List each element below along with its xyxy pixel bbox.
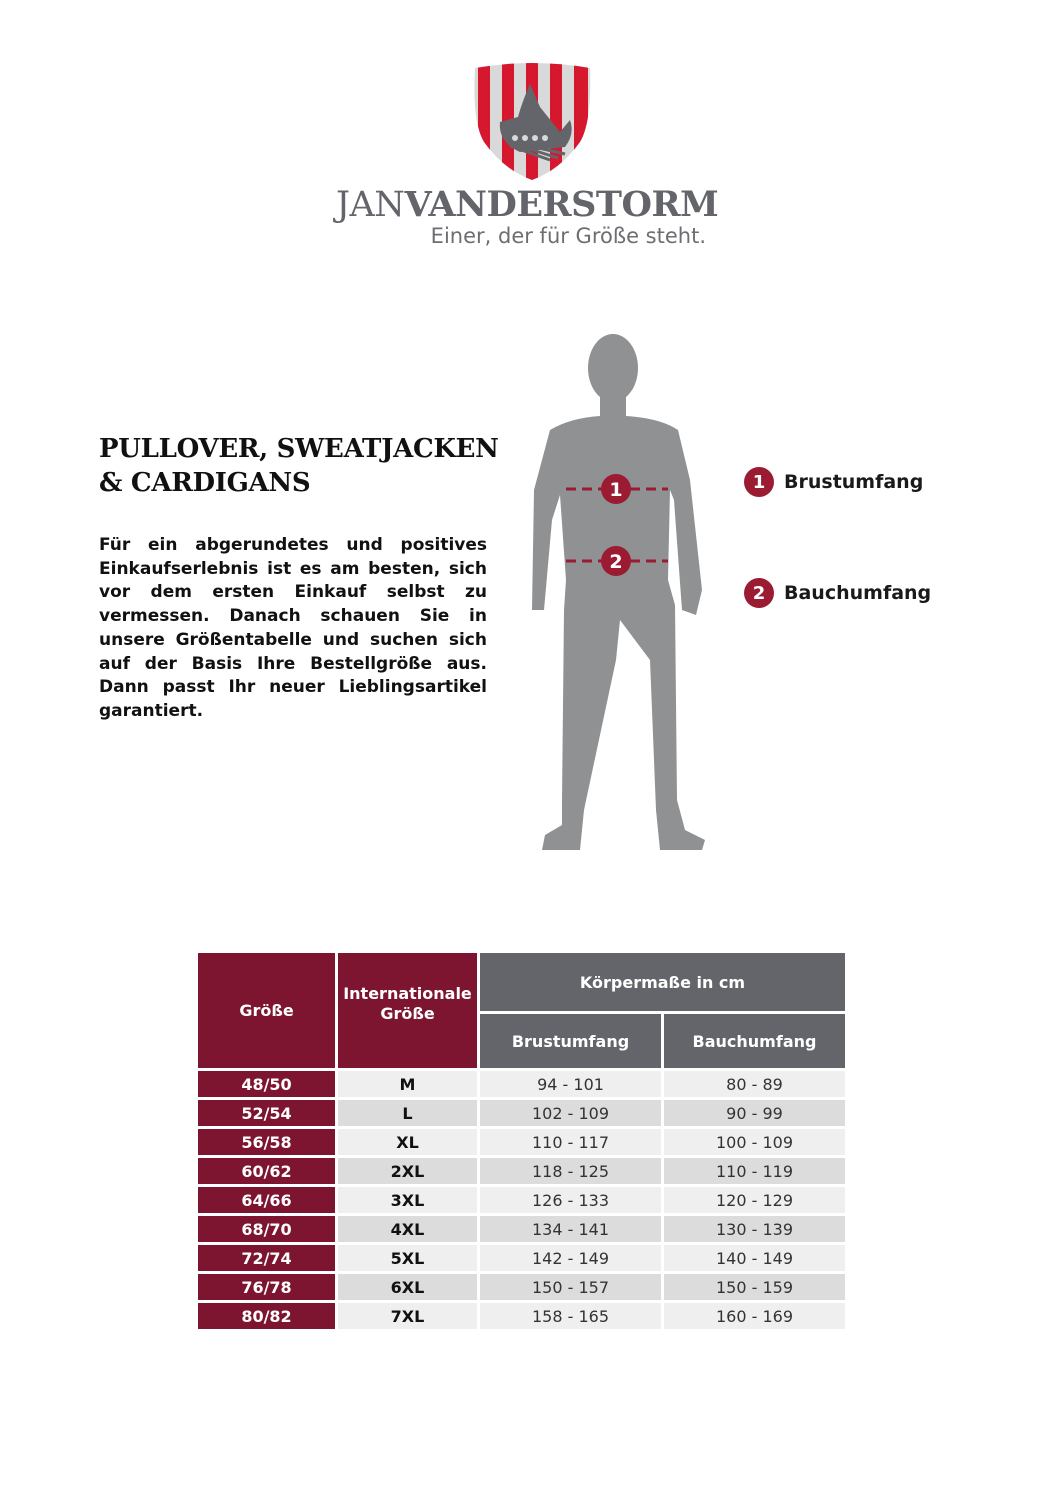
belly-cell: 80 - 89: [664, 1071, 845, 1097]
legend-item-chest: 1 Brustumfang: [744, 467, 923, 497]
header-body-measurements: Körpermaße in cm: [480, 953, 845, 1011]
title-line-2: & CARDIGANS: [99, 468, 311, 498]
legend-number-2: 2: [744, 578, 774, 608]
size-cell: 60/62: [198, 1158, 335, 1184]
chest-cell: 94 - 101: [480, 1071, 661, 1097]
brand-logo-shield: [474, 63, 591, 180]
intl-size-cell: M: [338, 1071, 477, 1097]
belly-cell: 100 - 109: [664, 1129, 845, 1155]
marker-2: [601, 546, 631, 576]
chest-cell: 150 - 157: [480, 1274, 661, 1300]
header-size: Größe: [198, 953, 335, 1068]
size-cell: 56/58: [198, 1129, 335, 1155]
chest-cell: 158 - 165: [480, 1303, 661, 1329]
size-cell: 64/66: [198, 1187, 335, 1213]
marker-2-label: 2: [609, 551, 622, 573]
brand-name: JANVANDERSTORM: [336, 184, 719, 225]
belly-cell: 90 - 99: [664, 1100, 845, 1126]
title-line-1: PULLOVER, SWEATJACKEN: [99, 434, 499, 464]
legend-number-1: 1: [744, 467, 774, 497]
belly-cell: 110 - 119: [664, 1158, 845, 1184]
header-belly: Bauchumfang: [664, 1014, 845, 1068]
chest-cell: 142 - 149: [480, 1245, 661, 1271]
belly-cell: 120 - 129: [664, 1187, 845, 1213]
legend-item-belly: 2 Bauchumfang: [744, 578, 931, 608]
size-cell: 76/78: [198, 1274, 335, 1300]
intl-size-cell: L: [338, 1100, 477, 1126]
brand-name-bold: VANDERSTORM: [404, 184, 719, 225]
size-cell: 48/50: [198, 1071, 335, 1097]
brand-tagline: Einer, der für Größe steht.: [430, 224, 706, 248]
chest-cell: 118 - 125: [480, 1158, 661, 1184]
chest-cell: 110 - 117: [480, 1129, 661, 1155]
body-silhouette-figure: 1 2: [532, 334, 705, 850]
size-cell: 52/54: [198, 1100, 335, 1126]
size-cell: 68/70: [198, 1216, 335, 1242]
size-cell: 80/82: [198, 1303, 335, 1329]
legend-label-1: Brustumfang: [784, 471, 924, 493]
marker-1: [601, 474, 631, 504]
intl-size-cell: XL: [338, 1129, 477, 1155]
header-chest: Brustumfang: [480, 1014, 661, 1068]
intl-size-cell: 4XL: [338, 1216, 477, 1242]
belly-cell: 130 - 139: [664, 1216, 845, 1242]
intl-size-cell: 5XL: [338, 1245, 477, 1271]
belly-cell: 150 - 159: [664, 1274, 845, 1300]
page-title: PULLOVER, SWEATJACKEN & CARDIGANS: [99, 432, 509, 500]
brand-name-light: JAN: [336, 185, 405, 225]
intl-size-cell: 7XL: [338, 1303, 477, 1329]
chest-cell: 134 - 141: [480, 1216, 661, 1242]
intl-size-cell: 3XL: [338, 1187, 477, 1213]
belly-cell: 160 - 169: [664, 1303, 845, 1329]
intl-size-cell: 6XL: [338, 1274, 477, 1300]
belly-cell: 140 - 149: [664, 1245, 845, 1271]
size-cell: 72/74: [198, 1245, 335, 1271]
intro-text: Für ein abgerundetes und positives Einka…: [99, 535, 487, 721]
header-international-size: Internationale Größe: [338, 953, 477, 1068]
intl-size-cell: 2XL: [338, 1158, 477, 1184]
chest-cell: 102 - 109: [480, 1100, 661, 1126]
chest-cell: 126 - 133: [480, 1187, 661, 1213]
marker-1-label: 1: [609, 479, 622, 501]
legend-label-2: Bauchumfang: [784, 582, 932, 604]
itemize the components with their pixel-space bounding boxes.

:: Goal ::
Please copy every row above verbatim, leaving out the picture.

:: Exercise answer ::
List each element below along with its xyxy pixel bbox.
belly-cell: 80 - 89: [664, 1071, 845, 1097]
legend-item-chest: 1 Brustumfang: [744, 467, 923, 497]
header-body-measurements: Körpermaße in cm: [480, 953, 845, 1011]
title-line-2: & CARDIGANS: [99, 468, 311, 498]
legend-number-2: 2: [744, 578, 774, 608]
size-cell: 60/62: [198, 1158, 335, 1184]
chest-cell: 94 - 101: [480, 1071, 661, 1097]
brand-logo-shield: [474, 63, 591, 180]
intl-size-cell: M: [338, 1071, 477, 1097]
belly-cell: 100 - 109: [664, 1129, 845, 1155]
marker-2: [601, 546, 631, 576]
chest-cell: 150 - 157: [480, 1274, 661, 1300]
header-size: Größe: [198, 953, 335, 1068]
size-cell: 56/58: [198, 1129, 335, 1155]
chest-cell: 158 - 165: [480, 1303, 661, 1329]
size-cell: 64/66: [198, 1187, 335, 1213]
marker-2-label: 2: [609, 551, 622, 573]
brand-name: JANVANDERSTORM: [336, 184, 719, 225]
belly-cell: 90 - 99: [664, 1100, 845, 1126]
title-line-1: PULLOVER, SWEATJACKEN: [99, 434, 499, 464]
legend-number-1: 1: [744, 467, 774, 497]
belly-cell: 110 - 119: [664, 1158, 845, 1184]
header-belly: Bauchumfang: [664, 1014, 845, 1068]
chest-cell: 142 - 149: [480, 1245, 661, 1271]
belly-cell: 120 - 129: [664, 1187, 845, 1213]
legend-item-belly: 2 Bauchumfang: [744, 578, 931, 608]
size-cell: 76/78: [198, 1274, 335, 1300]
intl-size-cell: L: [338, 1100, 477, 1126]
brand-name-bold: VANDERSTORM: [404, 184, 719, 225]
size-cell: 48/50: [198, 1071, 335, 1097]
brand-tagline: Einer, der für Größe steht.: [430, 224, 706, 248]
chest-cell: 118 - 125: [480, 1158, 661, 1184]
chest-cell: 110 - 117: [480, 1129, 661, 1155]
body-silhouette-figure: 1 2: [532, 334, 705, 850]
size-cell: 52/54: [198, 1100, 335, 1126]
size-cell: 68/70: [198, 1216, 335, 1242]
size-cell: 80/82: [198, 1303, 335, 1329]
legend-label-1: Brustumfang: [784, 471, 924, 493]
marker-1: [601, 474, 631, 504]
intl-size-cell: XL: [338, 1129, 477, 1155]
header-chest: Brustumfang: [480, 1014, 661, 1068]
intl-size-cell: 4XL: [338, 1216, 477, 1242]
belly-cell: 130 - 139: [664, 1216, 845, 1242]
intl-size-cell: 5XL: [338, 1245, 477, 1271]
belly-cell: 150 - 159: [664, 1274, 845, 1300]
page-title: PULLOVER, SWEATJACKEN & CARDIGANS: [99, 432, 509, 500]
brand-name-light: JAN: [336, 185, 405, 225]
intl-size-cell: 7XL: [338, 1303, 477, 1329]
chest-cell: 134 - 141: [480, 1216, 661, 1242]
intl-size-cell: 3XL: [338, 1187, 477, 1213]
belly-cell: 160 - 169: [664, 1303, 845, 1329]
intl-size-cell: 6XL: [338, 1274, 477, 1300]
belly-cell: 140 - 149: [664, 1245, 845, 1271]
size-cell: 72/74: [198, 1245, 335, 1271]
intro-text: Für ein abgerundetes und positives Einka…: [99, 535, 487, 721]
header-international-size: Internationale Größe: [338, 953, 477, 1068]
intl-size-cell: 2XL: [338, 1158, 477, 1184]
chest-cell: 102 - 109: [480, 1100, 661, 1126]
chest-cell: 126 - 133: [480, 1187, 661, 1213]
marker-1-label: 1: [609, 479, 622, 501]
legend-label-2: Bauchumfang: [784, 582, 932, 604]
itemize the components with their pixel-space bounding boxes.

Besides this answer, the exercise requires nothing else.